CHALLENGE
Read the records and gather each line that includes "Core".

DATA LINES
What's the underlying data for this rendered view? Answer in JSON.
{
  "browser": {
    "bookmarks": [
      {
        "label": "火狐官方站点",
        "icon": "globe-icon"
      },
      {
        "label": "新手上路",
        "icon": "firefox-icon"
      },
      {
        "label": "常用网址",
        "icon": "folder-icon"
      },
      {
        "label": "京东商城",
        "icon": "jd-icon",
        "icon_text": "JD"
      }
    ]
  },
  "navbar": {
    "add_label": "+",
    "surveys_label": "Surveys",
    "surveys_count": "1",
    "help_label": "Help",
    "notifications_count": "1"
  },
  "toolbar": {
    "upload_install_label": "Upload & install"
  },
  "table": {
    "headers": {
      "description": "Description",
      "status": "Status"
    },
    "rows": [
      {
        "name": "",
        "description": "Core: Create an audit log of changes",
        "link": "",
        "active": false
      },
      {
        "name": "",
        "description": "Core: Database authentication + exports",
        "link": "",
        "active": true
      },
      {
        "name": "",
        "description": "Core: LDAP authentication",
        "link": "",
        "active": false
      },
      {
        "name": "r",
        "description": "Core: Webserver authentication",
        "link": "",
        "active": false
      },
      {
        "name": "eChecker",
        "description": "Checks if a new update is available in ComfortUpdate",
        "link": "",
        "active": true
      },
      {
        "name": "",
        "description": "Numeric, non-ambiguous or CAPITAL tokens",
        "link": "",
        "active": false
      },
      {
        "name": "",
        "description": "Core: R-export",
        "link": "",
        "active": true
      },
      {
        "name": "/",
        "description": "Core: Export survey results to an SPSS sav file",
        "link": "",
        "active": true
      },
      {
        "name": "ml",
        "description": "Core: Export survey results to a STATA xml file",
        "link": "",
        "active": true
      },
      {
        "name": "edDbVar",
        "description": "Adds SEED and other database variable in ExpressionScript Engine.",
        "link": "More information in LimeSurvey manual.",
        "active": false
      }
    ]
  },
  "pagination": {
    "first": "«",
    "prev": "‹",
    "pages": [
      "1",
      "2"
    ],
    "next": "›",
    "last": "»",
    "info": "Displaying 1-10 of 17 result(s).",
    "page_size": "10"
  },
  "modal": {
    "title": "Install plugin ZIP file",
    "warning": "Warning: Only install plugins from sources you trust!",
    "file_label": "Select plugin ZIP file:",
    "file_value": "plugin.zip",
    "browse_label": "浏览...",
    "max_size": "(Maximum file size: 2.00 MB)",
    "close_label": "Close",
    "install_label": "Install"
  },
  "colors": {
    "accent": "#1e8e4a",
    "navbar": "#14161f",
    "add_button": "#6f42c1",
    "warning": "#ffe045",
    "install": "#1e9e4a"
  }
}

WRITTEN ANSWER
        "description": "Core: Create an audit log of changes",
        "description": "Core: Database authentication + exports",
        "description": "Core: LDAP authentication",
        "description": "Core: Webserver authentication",
        "description": "Core: R-export",
        "description": "Core: Export survey results to an SPSS sav file",
        "description": "Core: Export survey results to a STATA xml file",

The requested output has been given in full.